*PROBLEM*
Answer with a single number, the count of lines holding the word "antiskid".

[START OF TASK INPUTS]

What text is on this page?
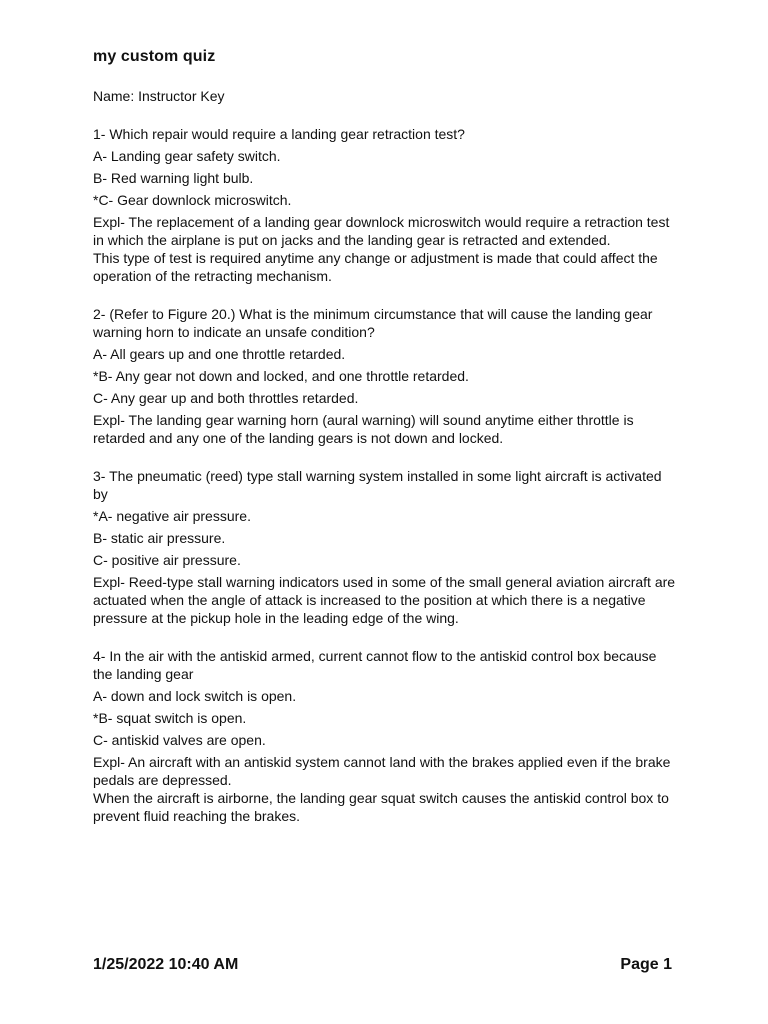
my custom quiz
Name: Instructor Key

1- Which repair would require a landing gear retraction test?

A- Landing gear safety switch.

B- Red warning light bulb.

*C- Gear downlock microswitch.

Expl- The replacement of a landing gear downlock microswitch would require a retraction test in which the airplane is put on jacks and the landing gear is retracted and extended.
This type of test is required anytime any change or adjustment is made that could affect the operation of the retracting mechanism.

2- (Refer to Figure 20.) What is the minimum circumstance that will cause the landing gear warning horn to indicate an unsafe condition?

A- All gears up and one throttle retarded.

*B- Any gear not down and locked, and one throttle retarded.

C- Any gear up and both throttles retarded.

Expl- The landing gear warning horn (aural warning) will sound anytime either throttle is retarded and any one of the landing gears is not down and locked.

3- The pneumatic (reed) type stall warning system installed in some light aircraft is activated by

*A- negative air pressure.

B- static air pressure.

C- positive air pressure.

Expl- Reed-type stall warning indicators used in some of the small general aviation aircraft are actuated when the angle of attack is increased to the position at which there is a negative pressure at the pickup hole in the leading edge of the wing.

4- In the air with the antiskid armed, current cannot flow to the antiskid control box because the landing gear

A- down and lock switch is open.

*B- squat switch is open.

C- antiskid valves are open.

Expl- An aircraft with an antiskid system cannot land with the brakes applied even if the brake pedals are depressed.
When the aircraft is airborne, the landing gear squat switch causes the antiskid control box to prevent fluid reaching the brakes.

1/25/2022 10:40 AM	Page 1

[END OF TASK INPUTS]

*CORRECT ANSWER*
4